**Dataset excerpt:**
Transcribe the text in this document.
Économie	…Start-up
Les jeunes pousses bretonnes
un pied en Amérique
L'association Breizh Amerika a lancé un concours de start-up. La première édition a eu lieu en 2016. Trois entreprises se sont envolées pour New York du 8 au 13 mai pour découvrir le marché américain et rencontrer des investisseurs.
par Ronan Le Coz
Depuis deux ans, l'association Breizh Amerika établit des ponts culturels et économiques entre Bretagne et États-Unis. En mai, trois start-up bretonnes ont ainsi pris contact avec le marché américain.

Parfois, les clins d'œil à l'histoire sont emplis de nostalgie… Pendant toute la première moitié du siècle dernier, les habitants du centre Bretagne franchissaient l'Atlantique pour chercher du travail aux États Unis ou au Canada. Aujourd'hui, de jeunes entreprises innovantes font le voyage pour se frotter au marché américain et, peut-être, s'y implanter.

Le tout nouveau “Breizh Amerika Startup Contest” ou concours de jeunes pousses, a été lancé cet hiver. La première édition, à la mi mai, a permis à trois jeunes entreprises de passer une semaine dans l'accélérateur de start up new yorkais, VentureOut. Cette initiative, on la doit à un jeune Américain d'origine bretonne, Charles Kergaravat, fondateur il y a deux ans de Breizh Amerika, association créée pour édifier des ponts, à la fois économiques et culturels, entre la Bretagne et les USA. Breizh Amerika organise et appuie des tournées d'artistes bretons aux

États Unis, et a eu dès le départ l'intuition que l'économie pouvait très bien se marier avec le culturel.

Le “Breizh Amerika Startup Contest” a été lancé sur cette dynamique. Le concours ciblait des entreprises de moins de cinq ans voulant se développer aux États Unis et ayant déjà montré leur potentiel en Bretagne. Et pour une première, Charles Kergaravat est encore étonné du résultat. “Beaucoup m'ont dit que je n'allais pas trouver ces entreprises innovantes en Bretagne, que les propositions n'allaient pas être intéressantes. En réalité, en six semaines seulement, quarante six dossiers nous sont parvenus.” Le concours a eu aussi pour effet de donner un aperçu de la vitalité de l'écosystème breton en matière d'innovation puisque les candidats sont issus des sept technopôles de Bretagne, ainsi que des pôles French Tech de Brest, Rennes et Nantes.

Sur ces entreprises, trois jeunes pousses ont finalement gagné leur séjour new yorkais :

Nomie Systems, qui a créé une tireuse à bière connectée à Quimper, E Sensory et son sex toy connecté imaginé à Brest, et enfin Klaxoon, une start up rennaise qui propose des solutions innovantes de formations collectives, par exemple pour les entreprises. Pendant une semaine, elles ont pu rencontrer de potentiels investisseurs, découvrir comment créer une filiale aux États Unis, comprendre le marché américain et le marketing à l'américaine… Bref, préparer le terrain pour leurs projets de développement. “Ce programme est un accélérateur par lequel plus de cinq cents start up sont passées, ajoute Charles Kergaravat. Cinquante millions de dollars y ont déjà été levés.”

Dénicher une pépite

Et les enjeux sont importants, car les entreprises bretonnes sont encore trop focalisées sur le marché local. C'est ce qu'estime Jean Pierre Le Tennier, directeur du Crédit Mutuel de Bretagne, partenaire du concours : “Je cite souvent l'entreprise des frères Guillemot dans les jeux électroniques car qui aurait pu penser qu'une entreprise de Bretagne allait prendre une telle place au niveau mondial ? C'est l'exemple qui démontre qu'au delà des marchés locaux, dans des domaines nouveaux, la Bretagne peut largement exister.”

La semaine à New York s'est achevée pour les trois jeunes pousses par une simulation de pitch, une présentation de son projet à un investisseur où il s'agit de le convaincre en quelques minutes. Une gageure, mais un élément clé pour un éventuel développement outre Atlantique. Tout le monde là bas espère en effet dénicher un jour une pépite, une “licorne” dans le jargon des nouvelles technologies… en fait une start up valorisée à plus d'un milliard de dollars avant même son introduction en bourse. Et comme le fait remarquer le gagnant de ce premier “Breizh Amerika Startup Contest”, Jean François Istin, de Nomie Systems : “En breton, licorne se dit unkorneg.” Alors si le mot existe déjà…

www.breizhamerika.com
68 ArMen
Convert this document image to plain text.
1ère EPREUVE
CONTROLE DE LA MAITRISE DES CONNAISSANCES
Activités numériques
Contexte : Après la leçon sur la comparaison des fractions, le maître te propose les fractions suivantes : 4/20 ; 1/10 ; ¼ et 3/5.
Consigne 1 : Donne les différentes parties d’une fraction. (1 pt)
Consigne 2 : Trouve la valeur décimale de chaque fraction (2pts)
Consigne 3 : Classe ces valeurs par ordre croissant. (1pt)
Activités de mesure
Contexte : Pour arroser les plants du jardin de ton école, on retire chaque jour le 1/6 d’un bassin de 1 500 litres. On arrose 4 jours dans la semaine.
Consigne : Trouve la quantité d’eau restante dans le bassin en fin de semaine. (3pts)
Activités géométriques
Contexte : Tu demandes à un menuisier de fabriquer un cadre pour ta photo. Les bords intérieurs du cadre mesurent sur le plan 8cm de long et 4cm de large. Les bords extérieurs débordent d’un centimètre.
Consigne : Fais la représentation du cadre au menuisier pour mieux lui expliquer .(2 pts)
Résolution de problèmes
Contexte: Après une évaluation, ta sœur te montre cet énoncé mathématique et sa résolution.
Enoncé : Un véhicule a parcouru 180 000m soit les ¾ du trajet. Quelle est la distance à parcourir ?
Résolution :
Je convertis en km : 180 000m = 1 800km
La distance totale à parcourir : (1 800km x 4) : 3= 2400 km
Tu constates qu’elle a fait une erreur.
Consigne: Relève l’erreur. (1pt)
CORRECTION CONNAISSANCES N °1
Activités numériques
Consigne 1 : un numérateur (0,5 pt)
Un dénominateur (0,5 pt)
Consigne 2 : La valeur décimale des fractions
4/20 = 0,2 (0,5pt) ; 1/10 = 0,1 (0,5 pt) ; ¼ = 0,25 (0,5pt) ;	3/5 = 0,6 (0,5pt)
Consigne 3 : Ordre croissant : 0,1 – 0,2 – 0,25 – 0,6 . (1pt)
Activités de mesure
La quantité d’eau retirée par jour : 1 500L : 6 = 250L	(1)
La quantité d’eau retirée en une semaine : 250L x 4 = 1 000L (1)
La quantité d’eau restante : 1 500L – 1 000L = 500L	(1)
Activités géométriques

**The task:** From the data above, copy each line where the string "avec" appears.

**Exercise answer:**
Depuis deux ans, l'association Breizh Amerika établit des ponts culturels et économiques entre Bretagne et États-Unis. En mai, trois start-up bretonnes ont ainsi pris contact avec le marché américain.
États Unis, et a eu dès le départ l'intuition que l'économie pouvait très bien se marier avec le culturel.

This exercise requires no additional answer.